Entries provided:
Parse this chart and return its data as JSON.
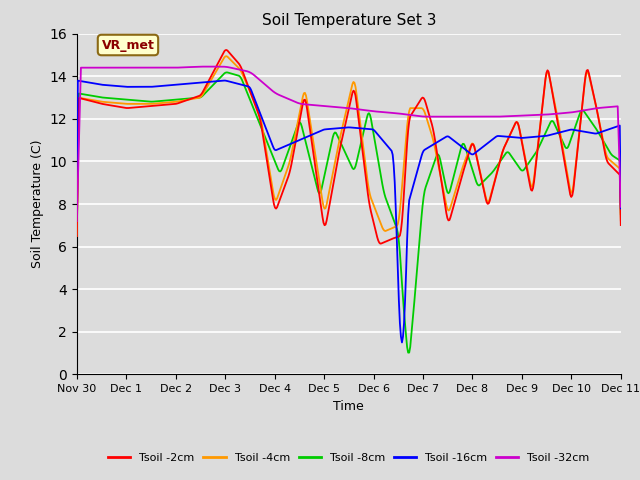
{
  "title": "Soil Temperature Set 3",
  "xlabel": "Time",
  "ylabel": "Soil Temperature (C)",
  "ylim": [
    0,
    16
  ],
  "yticks": [
    0,
    2,
    4,
    6,
    8,
    10,
    12,
    14,
    16
  ],
  "plot_bg_color": "#dcdcdc",
  "fig_bg_color": "#dcdcdc",
  "annotation_text": "VR_met",
  "annotation_bg": "#ffffcc",
  "annotation_border": "#8b6914",
  "colors": {
    "Tsoil -2cm": "#ff0000",
    "Tsoil -4cm": "#ff9900",
    "Tsoil -8cm": "#00cc00",
    "Tsoil -16cm": "#0000ff",
    "Tsoil -32cm": "#cc00cc"
  },
  "legend_labels": [
    "Tsoil -2cm",
    "Tsoil -4cm",
    "Tsoil -8cm",
    "Tsoil -16cm",
    "Tsoil -32cm"
  ],
  "xtick_labels": [
    "Nov 30",
    "Dec 1",
    "Dec 2",
    "Dec 3",
    "Dec 4",
    "Dec 5",
    "Dec 6",
    "Dec 7",
    "Dec 8",
    "Dec 9",
    "Dec 10",
    "Dec 11"
  ],
  "xtick_positions": [
    0,
    1,
    2,
    3,
    4,
    5,
    6,
    7,
    8,
    9,
    10,
    11
  ]
}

Written request: Pictures appear in the records above. Output everything except them, exactly.

Task response:
Parse this chart and return its data as JSON.
{
  "title": "Soil Temperature Set 3",
  "xlabel": "Time",
  "ylabel": "Soil Temperature (C)",
  "ylim": [
    0,
    16
  ],
  "yticks": [
    0,
    2,
    4,
    6,
    8,
    10,
    12,
    14,
    16
  ],
  "plot_bg_color": "#dcdcdc",
  "fig_bg_color": "#dcdcdc",
  "annotation_text": "VR_met",
  "annotation_bg": "#ffffcc",
  "annotation_border": "#8b6914",
  "colors": {
    "Tsoil -2cm": "#ff0000",
    "Tsoil -4cm": "#ff9900",
    "Tsoil -8cm": "#00cc00",
    "Tsoil -16cm": "#0000ff",
    "Tsoil -32cm": "#cc00cc"
  },
  "legend_labels": [
    "Tsoil -2cm",
    "Tsoil -4cm",
    "Tsoil -8cm",
    "Tsoil -16cm",
    "Tsoil -32cm"
  ],
  "xtick_labels": [
    "Nov 30",
    "Dec 1",
    "Dec 2",
    "Dec 3",
    "Dec 4",
    "Dec 5",
    "Dec 6",
    "Dec 7",
    "Dec 8",
    "Dec 9",
    "Dec 10",
    "Dec 11"
  ],
  "xtick_positions": [
    0,
    1,
    2,
    3,
    4,
    5,
    6,
    7,
    8,
    9,
    10,
    11
  ]
}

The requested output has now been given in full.